▶ Task statement: Search the data for the word "unnecessary". Reproduce every line where it is found.

[Saved data entries]
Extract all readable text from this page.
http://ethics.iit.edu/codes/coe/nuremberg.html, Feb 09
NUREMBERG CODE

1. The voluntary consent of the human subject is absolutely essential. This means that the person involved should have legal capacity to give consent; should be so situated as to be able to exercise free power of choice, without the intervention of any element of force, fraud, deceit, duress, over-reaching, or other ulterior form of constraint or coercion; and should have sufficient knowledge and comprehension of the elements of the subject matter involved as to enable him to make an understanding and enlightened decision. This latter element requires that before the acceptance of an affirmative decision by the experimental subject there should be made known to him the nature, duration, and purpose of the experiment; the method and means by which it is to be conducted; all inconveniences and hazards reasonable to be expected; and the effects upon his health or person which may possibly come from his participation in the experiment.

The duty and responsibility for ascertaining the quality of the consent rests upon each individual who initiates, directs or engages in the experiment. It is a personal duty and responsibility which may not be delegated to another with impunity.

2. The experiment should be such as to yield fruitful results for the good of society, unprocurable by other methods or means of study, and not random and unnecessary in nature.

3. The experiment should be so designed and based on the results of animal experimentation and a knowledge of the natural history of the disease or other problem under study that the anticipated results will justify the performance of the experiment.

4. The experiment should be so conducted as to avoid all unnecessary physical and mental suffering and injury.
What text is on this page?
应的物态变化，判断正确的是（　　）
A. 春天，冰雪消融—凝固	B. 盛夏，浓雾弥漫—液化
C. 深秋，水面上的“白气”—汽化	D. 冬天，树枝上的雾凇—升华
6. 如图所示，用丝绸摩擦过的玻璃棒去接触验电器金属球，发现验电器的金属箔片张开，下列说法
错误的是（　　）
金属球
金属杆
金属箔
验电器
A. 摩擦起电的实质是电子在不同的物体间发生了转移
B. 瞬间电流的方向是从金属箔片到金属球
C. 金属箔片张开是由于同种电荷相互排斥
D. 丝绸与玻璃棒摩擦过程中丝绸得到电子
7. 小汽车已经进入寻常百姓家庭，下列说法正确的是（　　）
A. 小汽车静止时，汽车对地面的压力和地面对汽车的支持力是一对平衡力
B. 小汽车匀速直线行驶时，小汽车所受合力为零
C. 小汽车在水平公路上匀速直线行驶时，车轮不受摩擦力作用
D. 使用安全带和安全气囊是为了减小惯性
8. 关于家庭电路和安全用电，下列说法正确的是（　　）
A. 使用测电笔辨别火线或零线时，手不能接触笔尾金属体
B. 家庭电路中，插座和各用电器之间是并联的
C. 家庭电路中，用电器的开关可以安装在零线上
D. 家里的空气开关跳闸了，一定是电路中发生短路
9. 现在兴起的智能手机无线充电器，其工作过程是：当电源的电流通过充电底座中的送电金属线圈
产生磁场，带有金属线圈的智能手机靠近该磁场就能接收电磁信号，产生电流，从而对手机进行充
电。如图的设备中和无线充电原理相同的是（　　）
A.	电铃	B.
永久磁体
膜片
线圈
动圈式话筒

▶ Full answer:
2. The experiment should be such as to yield fruitful results for the good of society, unprocurable by other methods or means of study, and not random and unnecessary in nature.
4. The experiment should be so conducted as to avoid all unnecessary physical and mental suffering and injury.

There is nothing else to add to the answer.